• SUPPLIED MATERIAL:
+ + + + + + +
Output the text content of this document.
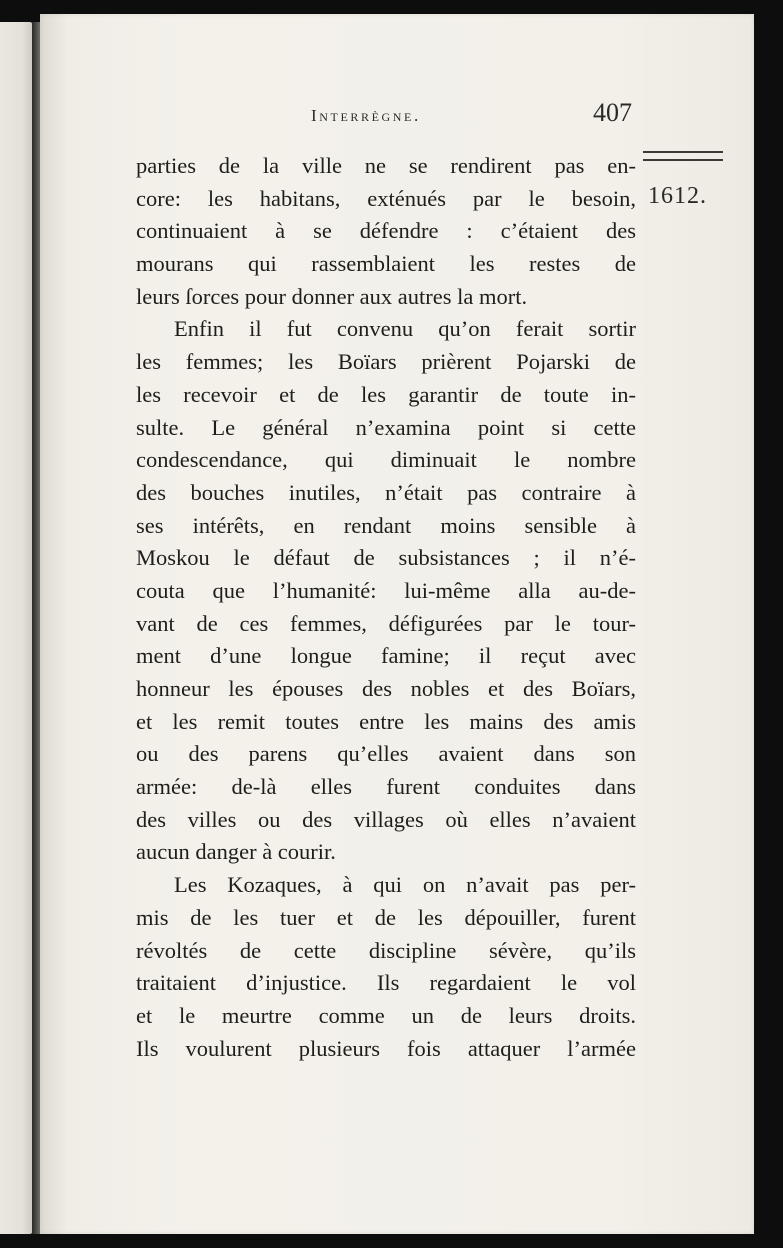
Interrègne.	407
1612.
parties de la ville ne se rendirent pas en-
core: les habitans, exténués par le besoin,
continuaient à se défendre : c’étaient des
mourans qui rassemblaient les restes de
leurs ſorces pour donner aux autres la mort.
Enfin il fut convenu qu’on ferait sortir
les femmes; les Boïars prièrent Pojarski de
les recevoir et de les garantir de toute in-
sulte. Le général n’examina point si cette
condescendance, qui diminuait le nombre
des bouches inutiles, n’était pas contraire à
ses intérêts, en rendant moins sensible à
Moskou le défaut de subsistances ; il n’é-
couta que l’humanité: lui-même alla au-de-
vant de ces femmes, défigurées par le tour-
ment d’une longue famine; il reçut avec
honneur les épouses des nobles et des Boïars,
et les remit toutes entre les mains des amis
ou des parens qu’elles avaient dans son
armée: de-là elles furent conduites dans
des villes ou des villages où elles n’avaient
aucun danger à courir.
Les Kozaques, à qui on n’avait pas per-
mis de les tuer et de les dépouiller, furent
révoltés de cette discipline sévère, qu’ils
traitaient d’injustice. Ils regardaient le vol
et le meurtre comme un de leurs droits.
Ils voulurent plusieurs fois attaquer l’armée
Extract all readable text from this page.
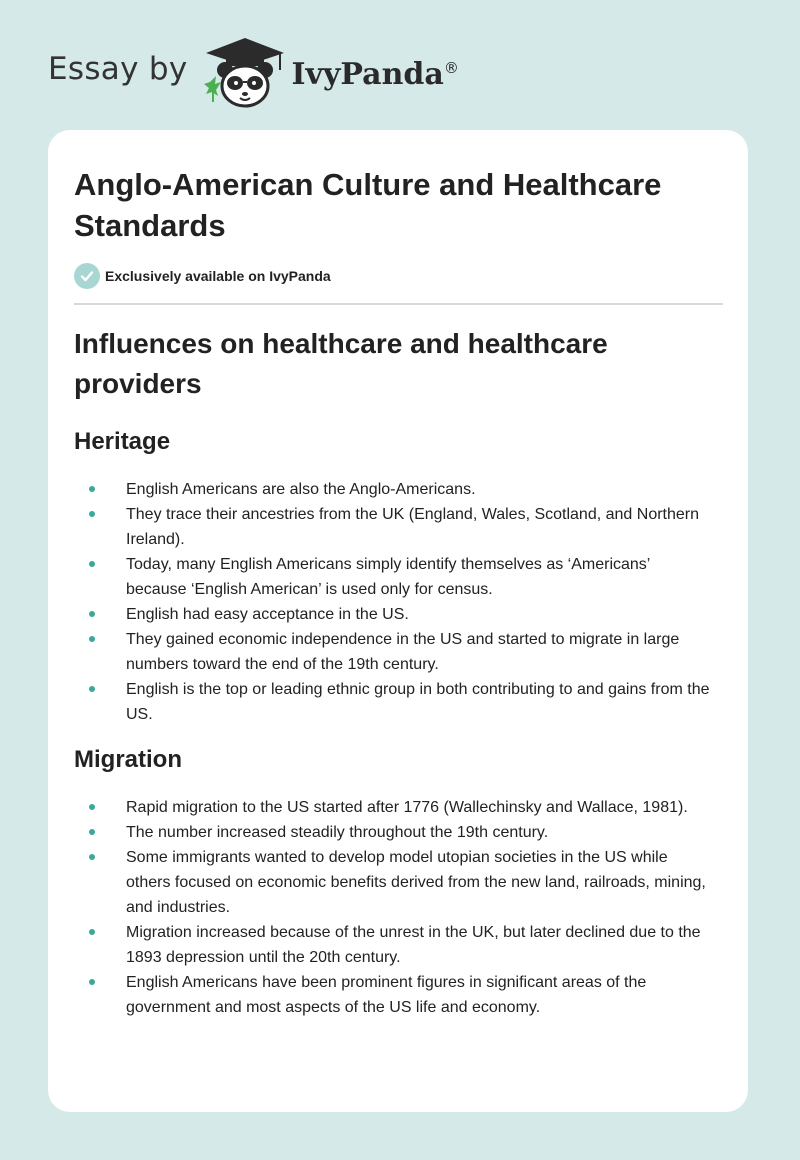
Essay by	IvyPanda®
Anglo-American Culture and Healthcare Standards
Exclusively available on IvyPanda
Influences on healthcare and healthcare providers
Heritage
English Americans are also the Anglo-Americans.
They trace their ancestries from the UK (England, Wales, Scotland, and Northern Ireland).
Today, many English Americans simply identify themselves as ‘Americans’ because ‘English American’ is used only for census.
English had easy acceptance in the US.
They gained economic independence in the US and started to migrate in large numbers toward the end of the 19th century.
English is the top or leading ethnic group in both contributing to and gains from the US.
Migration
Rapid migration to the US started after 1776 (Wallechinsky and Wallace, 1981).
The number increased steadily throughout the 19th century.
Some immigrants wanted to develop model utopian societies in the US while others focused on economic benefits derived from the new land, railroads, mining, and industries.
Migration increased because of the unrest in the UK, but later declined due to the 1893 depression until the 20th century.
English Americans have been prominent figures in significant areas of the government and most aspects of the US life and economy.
+ + + + + + +
• PROBLEM TO SOLVE: For the records above, state how many lines include the string "leurs", giving the number and nothing else.

• EXERCISE SOLUTION: 2